● Goal of the exercise:
Leave out the images; return the rest of the data exactly.

● Data for processing:
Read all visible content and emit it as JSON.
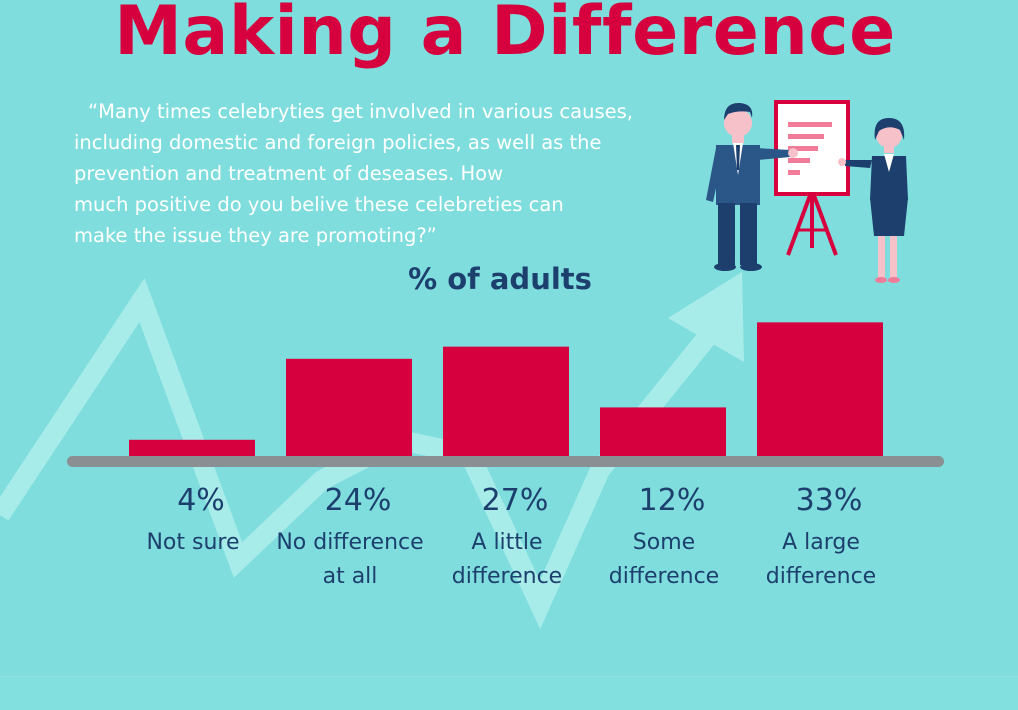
{
  "title": "Making a Difference",
  "quote_lines": [
    "“Many times celebryties get involved in various causes,",
    "including domestic and foreign policies, as well as the",
    "prevention and treatment of deseases. How",
    "much positive do you belive these celebreties can",
    "make the issue they are promoting?”"
  ],
  "colors": {
    "background": "#7fdedd",
    "title": "#d6003f",
    "bar": "#d6003f",
    "text_dark": "#1d3f6e",
    "baseline": "#8a8f93",
    "arrow": "#a8ecea"
  },
  "chart_data": {
    "type": "bar",
    "title": "% of adults",
    "categories": [
      [
        "Not sure"
      ],
      [
        "No difference",
        "at all"
      ],
      [
        "A little",
        "difference"
      ],
      [
        "Some",
        "difference"
      ],
      [
        "A large",
        "difference"
      ]
    ],
    "values": [
      4,
      24,
      27,
      12,
      33
    ],
    "value_labels": [
      "4%",
      "24%",
      "27%",
      "12%",
      "33%"
    ],
    "ylim": [
      0,
      40
    ],
    "grid": false
  }
}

● Exercise answer:
Read all visible content and emit it as JSON.
{
  "title": "Making a Difference",
  "quote_lines": [
    "“Many times celebryties get involved in various causes,",
    "including domestic and foreign policies, as well as the",
    "prevention and treatment of deseases. How",
    "much positive do you belive these celebreties can",
    "make the issue they are promoting?”"
  ],
  "colors": {
    "background": "#7fdedd",
    "title": "#d6003f",
    "bar": "#d6003f",
    "text_dark": "#1d3f6e",
    "baseline": "#8a8f93",
    "arrow": "#a8ecea"
  },
  "chart_data": {
    "type": "bar",
    "title": "% of adults",
    "categories": [
      [
        "Not sure"
      ],
      [
        "No difference",
        "at all"
      ],
      [
        "A little",
        "difference"
      ],
      [
        "Some",
        "difference"
      ],
      [
        "A large",
        "difference"
      ]
    ],
    "values": [
      4,
      24,
      27,
      12,
      33
    ],
    "value_labels": [
      "4%",
      "24%",
      "27%",
      "12%",
      "33%"
    ],
    "ylim": [
      0,
      40
    ],
    "grid": false
  }
}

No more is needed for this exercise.